Problem description
Here are some records; copy every line that holds the word "significant".

The data
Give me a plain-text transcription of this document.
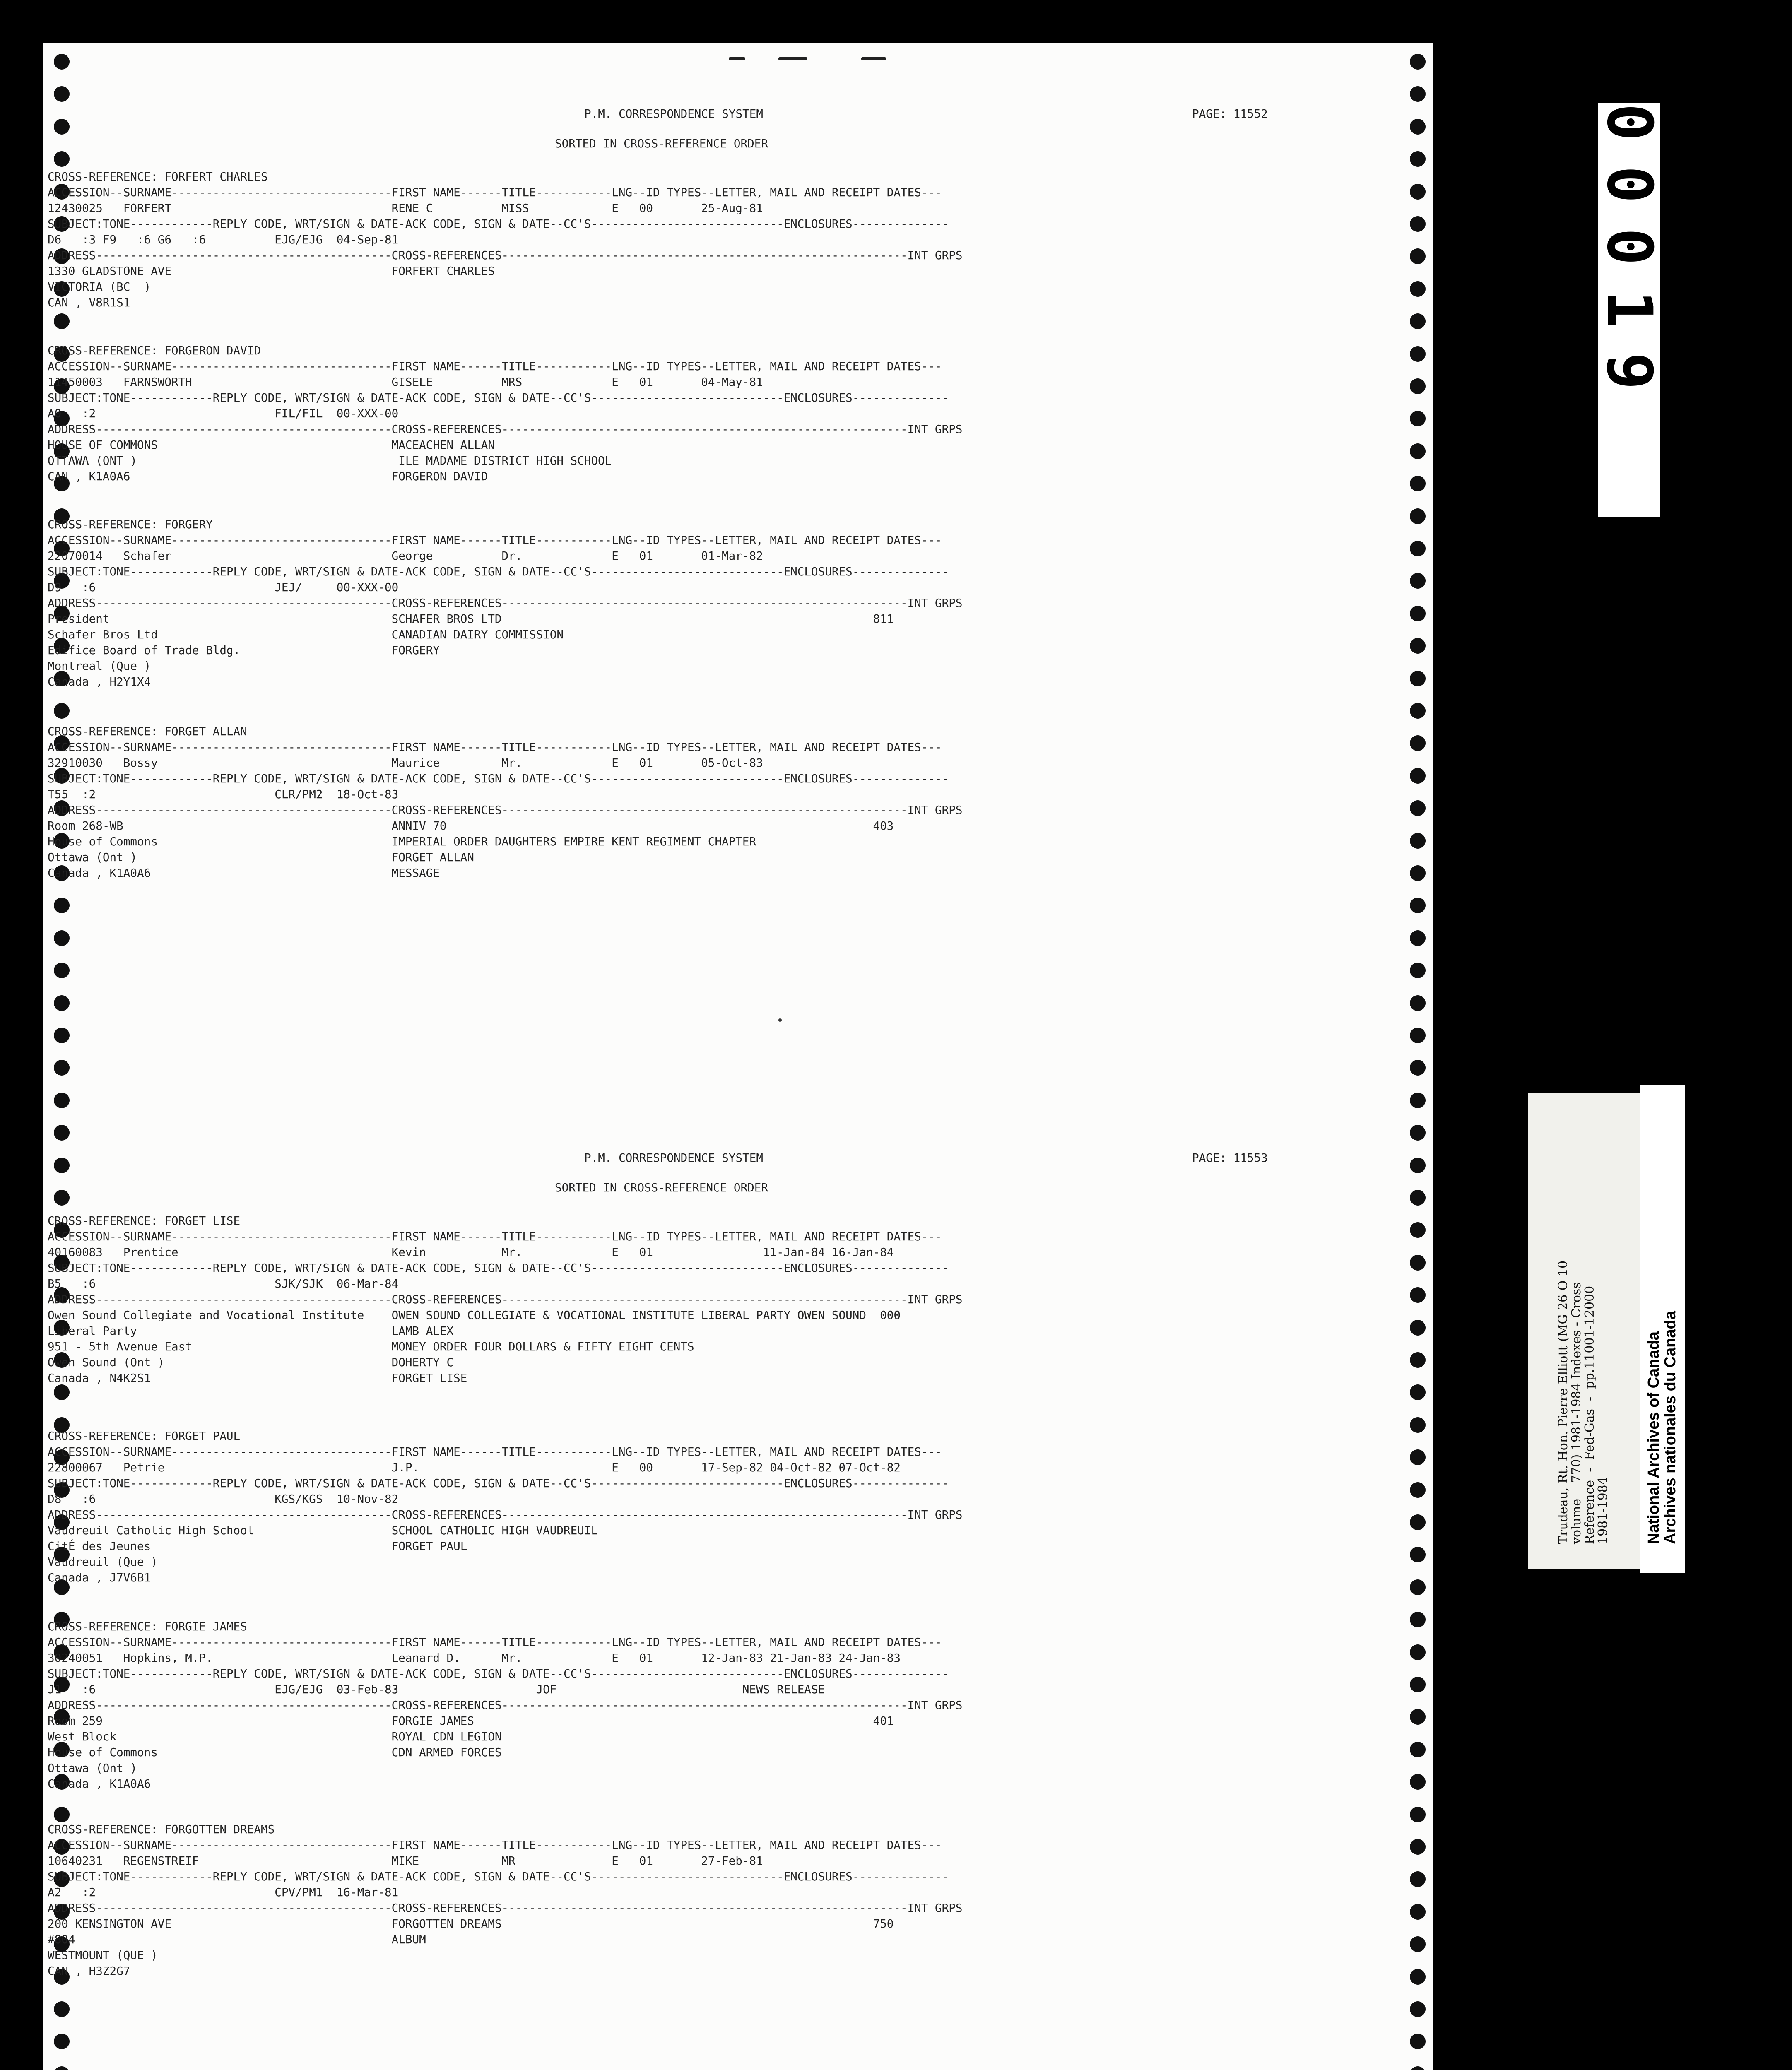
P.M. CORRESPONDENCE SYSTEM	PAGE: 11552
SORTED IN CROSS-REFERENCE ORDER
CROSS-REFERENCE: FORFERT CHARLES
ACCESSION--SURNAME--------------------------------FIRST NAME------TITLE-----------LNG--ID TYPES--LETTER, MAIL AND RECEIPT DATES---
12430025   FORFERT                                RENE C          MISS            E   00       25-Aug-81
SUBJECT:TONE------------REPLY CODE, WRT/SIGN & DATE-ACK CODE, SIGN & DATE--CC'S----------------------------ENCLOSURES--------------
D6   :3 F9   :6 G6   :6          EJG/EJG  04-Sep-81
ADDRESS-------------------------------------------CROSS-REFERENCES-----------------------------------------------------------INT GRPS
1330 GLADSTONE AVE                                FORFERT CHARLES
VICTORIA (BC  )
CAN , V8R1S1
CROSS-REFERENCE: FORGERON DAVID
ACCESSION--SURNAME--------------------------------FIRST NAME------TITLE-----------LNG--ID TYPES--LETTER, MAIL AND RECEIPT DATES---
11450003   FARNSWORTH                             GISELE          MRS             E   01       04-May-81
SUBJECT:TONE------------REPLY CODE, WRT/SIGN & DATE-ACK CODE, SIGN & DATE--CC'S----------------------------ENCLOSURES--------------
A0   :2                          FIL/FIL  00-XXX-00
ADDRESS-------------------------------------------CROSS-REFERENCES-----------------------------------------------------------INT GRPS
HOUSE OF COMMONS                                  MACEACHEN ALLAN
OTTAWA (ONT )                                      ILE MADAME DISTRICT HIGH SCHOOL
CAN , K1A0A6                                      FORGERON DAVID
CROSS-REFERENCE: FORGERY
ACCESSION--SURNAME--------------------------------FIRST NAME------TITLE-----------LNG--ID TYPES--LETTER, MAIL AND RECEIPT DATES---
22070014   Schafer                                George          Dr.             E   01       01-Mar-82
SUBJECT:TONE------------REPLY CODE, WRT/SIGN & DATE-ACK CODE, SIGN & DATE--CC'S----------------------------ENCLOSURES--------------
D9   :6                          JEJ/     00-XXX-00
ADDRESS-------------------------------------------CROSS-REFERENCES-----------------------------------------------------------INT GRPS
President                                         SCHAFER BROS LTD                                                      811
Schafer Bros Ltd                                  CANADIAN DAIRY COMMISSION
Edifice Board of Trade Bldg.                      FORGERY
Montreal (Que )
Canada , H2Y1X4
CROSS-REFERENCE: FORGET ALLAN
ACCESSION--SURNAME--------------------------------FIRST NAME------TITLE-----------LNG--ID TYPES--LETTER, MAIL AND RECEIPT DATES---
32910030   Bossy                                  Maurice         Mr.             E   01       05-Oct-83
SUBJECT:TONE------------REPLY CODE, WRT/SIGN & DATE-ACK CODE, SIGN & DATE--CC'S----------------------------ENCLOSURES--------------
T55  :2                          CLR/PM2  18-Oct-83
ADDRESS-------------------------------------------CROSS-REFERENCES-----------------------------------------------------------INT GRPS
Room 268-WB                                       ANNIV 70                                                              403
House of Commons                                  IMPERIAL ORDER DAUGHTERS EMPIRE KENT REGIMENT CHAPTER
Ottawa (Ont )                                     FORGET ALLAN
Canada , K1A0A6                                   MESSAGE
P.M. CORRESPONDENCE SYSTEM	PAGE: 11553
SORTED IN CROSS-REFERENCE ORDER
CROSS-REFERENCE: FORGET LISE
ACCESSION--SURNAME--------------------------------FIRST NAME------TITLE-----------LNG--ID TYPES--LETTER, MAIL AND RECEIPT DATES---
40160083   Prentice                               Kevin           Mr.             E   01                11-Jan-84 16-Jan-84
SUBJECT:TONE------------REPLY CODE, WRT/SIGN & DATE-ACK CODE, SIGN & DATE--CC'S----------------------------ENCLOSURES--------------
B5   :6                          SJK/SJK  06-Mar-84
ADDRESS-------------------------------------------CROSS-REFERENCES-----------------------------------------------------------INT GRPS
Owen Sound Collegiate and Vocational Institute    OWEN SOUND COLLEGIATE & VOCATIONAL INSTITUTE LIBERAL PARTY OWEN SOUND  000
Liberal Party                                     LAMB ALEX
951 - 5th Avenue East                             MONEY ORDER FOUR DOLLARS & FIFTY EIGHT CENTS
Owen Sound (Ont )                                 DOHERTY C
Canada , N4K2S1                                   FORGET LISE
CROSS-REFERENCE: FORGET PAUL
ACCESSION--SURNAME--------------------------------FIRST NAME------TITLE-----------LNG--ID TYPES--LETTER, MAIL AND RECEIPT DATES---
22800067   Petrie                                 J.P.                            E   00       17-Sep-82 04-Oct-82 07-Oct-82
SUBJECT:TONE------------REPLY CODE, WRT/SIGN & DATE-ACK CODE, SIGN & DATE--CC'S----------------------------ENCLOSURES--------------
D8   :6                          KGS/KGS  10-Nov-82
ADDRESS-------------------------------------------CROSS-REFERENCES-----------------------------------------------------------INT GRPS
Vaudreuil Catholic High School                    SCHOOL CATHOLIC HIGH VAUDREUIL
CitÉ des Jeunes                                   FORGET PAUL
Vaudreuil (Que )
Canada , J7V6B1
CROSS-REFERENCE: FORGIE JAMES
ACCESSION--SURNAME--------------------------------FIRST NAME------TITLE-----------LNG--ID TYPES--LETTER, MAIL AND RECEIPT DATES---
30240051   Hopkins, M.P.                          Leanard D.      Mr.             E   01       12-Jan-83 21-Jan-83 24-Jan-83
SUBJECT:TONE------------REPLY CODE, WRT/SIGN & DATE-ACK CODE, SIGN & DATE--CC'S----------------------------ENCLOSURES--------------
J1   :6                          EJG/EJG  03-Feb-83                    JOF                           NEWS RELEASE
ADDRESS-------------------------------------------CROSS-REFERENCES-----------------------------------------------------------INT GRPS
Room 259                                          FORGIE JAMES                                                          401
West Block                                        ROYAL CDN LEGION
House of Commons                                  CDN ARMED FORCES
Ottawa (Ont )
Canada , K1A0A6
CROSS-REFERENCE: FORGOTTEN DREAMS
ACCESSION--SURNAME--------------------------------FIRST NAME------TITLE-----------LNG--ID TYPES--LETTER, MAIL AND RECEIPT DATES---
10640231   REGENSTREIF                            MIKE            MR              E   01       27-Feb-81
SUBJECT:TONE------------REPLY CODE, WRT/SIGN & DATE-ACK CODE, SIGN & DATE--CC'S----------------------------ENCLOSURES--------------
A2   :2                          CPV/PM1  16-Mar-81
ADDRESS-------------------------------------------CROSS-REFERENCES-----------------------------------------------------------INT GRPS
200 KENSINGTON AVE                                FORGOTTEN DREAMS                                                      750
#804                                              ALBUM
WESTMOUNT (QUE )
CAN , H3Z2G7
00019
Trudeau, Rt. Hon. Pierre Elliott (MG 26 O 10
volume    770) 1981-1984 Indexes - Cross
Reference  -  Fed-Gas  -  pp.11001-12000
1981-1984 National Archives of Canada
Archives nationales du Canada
==
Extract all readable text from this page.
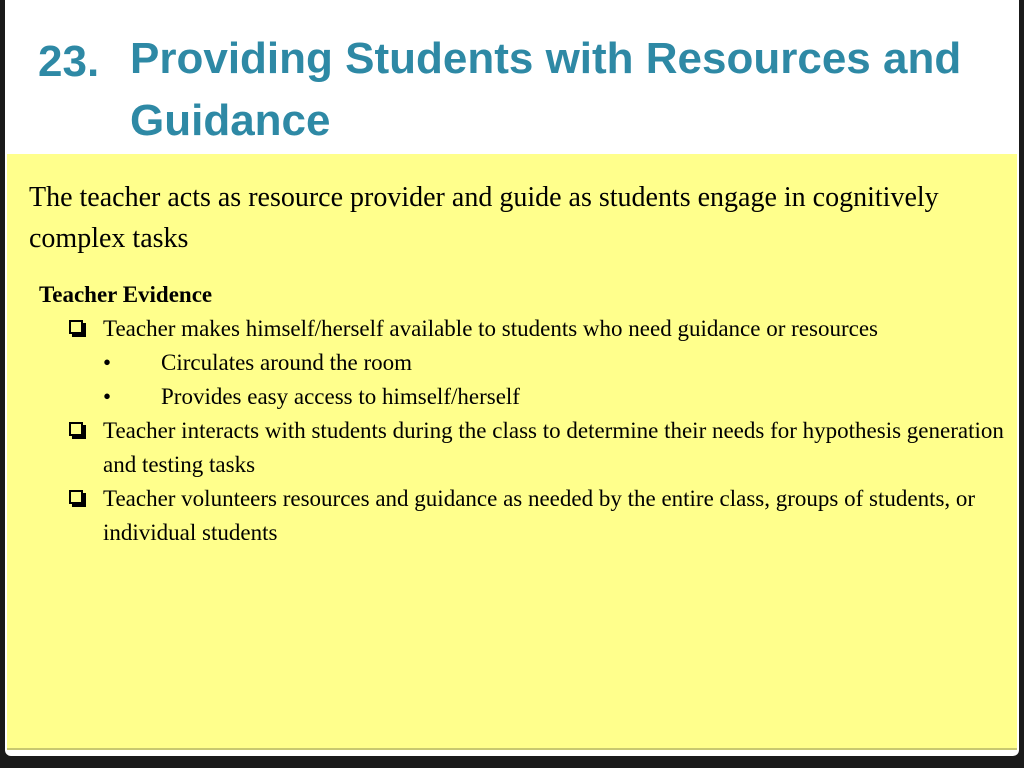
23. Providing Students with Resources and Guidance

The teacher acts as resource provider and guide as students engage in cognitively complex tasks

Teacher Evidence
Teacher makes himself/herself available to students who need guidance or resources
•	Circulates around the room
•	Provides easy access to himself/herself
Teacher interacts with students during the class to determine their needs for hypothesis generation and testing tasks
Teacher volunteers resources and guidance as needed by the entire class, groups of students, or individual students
--
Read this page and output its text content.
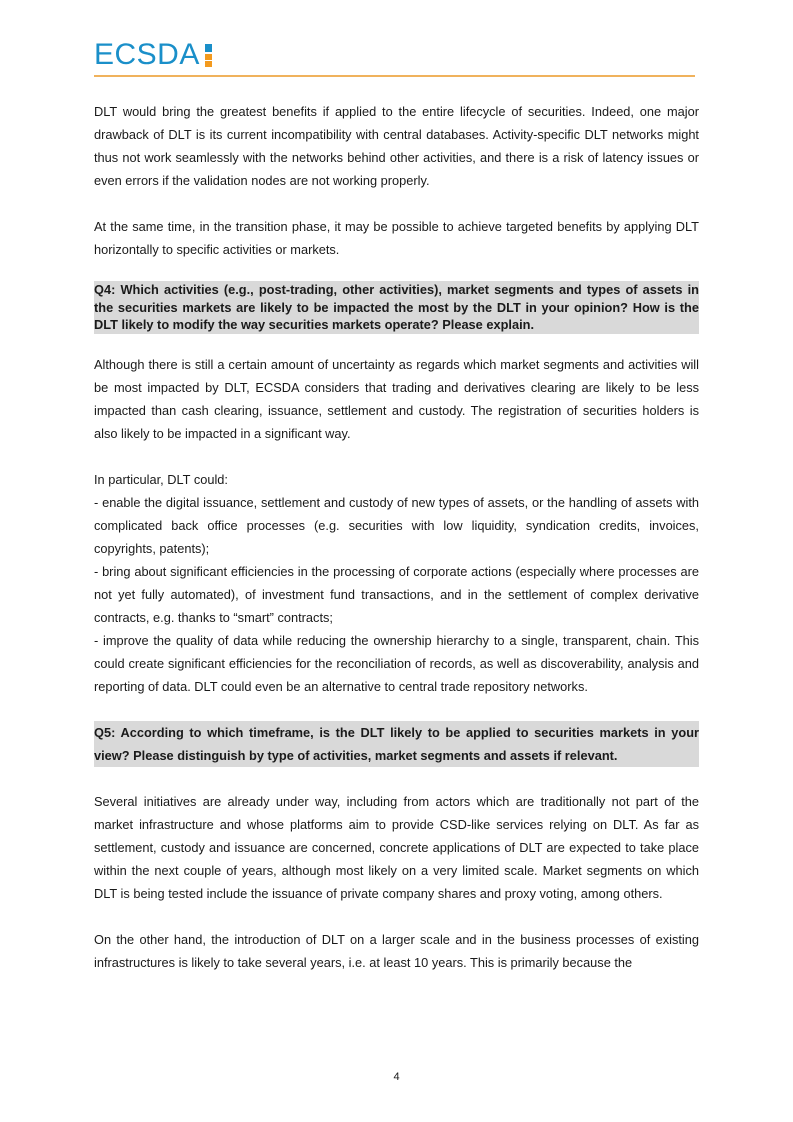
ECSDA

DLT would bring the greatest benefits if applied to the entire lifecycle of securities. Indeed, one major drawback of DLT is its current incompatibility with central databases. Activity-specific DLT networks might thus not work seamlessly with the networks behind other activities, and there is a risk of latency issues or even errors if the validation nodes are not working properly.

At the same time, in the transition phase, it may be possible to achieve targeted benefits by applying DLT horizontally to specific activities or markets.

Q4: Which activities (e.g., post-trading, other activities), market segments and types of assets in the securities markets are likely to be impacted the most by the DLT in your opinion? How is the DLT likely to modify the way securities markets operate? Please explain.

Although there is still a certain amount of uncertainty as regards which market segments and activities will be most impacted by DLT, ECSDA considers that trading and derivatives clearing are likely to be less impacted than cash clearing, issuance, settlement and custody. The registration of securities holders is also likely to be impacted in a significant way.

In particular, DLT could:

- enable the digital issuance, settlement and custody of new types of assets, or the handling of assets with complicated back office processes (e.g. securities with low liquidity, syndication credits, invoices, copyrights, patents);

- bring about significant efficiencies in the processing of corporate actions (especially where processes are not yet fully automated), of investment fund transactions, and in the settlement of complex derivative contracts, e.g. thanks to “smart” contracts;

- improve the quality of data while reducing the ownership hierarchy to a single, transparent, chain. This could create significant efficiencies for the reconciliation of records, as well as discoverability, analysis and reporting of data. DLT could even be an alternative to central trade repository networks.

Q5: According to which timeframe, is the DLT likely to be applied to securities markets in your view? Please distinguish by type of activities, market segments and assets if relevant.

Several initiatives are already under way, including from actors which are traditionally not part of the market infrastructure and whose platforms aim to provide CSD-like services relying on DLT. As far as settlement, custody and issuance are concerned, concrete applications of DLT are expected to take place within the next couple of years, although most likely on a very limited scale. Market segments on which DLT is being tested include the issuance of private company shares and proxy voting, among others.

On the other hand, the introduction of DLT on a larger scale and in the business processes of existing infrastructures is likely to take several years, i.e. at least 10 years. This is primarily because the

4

Full answer
Although there is still a certain amount of uncertainty as regards which market segments and activities will be most impacted by DLT, ECSDA considers that trading and derivatives clearing are likely to be less impacted than cash clearing, issuance, settlement and custody. The registration of securities holders is also likely to be impacted in a significant way.
- bring about significant efficiencies in the processing of corporate actions (especially where processes are not yet fully automated), of investment fund transactions, and in the settlement of complex derivative contracts, e.g. thanks to “smart” contracts;
- improve the quality of data while reducing the ownership hierarchy to a single, transparent, chain. This could create significant efficiencies for the reconciliation of records, as well as discoverability, analysis and reporting of data. DLT could even be an alternative to central trade repository networks.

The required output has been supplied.